Data listing:
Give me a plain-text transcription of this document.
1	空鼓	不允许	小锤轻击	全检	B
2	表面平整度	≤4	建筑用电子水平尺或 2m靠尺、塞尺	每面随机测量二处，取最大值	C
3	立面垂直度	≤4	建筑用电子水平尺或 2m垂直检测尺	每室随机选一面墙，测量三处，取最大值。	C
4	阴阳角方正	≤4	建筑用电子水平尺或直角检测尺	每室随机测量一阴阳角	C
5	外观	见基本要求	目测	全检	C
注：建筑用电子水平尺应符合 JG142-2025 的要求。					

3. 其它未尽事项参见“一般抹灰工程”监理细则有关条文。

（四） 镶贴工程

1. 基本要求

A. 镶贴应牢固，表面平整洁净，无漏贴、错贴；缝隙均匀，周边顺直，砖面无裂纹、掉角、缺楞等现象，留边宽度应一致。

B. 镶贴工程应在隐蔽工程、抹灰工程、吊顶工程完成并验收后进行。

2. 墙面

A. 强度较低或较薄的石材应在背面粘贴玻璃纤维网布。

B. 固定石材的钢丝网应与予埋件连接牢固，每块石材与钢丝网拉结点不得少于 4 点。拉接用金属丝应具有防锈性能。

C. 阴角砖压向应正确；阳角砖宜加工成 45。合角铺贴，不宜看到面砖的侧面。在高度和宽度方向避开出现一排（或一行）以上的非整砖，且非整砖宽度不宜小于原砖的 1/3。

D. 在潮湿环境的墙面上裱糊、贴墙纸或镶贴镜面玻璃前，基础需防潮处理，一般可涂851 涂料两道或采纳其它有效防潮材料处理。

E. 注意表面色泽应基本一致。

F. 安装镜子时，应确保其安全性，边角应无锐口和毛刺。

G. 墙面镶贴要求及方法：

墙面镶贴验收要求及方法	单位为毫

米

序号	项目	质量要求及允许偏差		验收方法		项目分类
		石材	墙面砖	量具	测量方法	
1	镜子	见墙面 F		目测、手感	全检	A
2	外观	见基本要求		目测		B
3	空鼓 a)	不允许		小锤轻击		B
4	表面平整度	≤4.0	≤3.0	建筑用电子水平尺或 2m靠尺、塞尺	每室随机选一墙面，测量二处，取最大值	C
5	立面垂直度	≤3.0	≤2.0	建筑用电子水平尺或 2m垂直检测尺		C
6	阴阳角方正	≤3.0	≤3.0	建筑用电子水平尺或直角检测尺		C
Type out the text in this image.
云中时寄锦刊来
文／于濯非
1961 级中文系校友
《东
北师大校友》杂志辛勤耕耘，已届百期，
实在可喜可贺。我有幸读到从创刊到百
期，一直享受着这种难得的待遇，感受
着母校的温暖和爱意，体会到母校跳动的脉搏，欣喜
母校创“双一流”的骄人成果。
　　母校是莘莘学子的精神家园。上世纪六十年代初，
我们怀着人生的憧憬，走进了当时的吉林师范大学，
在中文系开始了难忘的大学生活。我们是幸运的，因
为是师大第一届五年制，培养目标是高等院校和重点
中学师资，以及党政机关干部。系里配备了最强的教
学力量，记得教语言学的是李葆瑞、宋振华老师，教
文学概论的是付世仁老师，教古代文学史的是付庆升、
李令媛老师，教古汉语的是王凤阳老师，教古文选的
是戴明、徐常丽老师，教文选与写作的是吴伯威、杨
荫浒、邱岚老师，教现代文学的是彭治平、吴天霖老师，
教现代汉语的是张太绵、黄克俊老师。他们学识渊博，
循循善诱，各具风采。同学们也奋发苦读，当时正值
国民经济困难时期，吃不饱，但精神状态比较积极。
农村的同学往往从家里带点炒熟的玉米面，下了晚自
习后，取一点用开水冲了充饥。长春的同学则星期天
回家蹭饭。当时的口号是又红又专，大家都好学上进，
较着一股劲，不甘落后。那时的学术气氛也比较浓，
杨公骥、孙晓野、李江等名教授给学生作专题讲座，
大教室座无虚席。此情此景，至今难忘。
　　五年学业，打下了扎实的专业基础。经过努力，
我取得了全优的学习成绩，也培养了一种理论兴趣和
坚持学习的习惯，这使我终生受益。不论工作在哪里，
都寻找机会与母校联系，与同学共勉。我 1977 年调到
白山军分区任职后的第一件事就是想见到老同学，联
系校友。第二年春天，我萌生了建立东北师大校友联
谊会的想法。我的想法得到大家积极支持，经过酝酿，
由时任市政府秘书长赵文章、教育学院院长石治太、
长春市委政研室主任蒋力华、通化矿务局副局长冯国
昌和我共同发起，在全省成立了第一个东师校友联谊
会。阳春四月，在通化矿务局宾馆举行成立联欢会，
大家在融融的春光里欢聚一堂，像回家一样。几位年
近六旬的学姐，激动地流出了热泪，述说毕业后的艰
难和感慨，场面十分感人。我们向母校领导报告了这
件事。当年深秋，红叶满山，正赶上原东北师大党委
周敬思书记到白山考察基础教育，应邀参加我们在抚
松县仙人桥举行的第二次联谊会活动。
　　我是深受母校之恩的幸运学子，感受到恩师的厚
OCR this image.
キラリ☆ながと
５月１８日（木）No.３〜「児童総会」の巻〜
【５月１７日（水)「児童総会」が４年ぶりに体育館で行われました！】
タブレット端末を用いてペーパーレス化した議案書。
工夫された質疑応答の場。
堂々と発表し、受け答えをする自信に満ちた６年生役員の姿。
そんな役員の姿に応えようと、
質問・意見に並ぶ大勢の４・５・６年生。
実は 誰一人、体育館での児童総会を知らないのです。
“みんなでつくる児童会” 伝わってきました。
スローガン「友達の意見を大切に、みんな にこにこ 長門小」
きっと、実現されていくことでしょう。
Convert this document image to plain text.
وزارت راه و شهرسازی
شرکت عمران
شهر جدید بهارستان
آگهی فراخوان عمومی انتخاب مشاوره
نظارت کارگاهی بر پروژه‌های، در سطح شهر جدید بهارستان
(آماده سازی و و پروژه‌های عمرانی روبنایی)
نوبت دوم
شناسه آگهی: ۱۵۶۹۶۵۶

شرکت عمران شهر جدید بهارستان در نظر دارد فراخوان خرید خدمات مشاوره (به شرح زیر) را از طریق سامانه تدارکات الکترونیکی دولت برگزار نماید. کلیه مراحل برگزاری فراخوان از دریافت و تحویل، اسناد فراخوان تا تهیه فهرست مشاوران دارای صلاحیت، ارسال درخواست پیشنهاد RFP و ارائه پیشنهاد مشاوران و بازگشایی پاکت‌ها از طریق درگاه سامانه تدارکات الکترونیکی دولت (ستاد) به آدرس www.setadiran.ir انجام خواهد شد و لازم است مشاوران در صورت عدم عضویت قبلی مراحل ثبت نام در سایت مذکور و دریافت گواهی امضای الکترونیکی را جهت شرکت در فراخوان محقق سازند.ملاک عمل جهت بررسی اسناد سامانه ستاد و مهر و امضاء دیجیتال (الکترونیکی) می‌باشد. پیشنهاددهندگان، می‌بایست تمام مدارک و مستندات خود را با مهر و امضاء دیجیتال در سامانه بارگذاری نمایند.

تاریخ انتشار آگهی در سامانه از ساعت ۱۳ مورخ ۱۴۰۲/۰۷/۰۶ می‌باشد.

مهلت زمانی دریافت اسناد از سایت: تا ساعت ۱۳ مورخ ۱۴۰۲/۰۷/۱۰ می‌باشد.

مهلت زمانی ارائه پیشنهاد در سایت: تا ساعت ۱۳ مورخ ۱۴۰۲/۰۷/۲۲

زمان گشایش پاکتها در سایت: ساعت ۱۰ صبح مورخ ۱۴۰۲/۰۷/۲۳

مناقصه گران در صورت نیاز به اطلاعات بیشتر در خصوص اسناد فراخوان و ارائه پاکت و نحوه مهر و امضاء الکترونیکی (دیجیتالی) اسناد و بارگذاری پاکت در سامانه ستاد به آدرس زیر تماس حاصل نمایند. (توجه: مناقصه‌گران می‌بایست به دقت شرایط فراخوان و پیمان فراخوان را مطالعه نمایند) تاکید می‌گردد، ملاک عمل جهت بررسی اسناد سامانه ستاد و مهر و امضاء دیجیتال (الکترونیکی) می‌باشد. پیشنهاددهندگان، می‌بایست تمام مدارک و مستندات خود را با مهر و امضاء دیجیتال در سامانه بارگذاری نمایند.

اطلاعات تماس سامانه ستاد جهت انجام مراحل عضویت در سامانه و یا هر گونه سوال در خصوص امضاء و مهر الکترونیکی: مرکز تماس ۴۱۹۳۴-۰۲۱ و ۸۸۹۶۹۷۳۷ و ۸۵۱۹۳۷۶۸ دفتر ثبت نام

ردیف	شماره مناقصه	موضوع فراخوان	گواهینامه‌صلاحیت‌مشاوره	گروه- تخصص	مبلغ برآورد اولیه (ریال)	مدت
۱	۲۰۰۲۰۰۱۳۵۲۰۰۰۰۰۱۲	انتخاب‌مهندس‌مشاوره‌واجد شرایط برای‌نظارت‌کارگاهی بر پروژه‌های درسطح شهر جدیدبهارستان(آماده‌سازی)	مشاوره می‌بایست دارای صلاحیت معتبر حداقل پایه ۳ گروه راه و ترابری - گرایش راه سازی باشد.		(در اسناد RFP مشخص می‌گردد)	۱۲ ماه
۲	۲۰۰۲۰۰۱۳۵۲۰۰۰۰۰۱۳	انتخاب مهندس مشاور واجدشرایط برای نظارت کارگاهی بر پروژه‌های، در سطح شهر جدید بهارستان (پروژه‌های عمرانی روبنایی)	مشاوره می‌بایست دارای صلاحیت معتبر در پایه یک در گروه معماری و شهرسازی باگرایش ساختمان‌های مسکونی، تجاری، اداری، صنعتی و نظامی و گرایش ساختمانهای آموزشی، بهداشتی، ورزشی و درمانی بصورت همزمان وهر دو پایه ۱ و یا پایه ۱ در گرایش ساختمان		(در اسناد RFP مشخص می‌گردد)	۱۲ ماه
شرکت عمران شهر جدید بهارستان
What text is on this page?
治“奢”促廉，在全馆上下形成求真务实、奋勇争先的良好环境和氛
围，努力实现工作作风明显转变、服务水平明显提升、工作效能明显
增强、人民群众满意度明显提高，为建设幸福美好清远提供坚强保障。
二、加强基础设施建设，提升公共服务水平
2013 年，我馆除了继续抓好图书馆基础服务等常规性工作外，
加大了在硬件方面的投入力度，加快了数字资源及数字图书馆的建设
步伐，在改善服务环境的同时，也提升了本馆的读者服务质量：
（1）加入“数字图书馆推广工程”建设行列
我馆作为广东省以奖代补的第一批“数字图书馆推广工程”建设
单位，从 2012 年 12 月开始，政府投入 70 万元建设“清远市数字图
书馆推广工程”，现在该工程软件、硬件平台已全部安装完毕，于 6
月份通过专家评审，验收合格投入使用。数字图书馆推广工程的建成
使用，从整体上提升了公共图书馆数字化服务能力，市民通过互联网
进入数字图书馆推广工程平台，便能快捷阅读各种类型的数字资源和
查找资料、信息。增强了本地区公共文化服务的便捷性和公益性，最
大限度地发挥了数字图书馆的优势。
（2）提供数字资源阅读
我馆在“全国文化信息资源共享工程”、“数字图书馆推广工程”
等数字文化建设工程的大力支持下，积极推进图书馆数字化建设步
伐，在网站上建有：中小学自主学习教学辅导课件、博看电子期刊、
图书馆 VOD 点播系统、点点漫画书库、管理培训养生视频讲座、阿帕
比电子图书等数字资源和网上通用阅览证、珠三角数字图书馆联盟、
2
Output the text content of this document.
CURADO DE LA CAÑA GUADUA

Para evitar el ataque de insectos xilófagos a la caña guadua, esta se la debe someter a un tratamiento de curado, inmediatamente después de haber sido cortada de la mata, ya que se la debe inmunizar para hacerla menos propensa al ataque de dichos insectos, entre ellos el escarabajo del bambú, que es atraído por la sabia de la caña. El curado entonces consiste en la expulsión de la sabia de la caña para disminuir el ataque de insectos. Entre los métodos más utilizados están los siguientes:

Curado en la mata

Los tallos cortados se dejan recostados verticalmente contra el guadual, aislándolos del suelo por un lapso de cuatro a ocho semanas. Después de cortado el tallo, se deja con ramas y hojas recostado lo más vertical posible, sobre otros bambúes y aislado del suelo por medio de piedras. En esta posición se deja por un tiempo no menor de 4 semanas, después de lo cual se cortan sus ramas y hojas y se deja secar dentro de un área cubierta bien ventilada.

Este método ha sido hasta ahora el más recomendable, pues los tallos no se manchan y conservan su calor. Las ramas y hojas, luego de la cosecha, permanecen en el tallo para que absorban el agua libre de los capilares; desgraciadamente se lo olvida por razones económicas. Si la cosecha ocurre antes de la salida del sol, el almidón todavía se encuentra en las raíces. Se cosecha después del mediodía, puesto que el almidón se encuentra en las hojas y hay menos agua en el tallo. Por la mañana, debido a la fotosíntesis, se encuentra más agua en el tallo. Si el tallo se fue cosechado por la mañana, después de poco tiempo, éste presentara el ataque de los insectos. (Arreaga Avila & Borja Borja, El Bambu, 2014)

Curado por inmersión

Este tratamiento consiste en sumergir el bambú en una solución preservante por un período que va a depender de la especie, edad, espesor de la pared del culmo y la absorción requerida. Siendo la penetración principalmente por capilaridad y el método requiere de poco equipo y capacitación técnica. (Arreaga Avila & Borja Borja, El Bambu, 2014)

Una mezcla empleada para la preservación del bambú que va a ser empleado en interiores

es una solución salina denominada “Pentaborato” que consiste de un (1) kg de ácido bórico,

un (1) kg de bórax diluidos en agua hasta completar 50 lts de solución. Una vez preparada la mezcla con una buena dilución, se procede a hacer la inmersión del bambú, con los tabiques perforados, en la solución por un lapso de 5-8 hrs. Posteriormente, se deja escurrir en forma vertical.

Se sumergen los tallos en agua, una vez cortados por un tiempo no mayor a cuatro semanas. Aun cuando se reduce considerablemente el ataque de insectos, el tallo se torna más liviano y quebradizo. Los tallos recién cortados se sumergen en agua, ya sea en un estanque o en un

- Task objective: Extract every line from the records above that contains the word "建筑用电子水平尺或直角检测尺".

- Finished exercise:
4	阴阳角方正	≤4	建筑用电子水平尺或直角检测尺	每室随机测量一阴阳角	C
6	阴阳角方正	≤3.0	≤3.0	建筑用电子水平尺或直角检测尺		C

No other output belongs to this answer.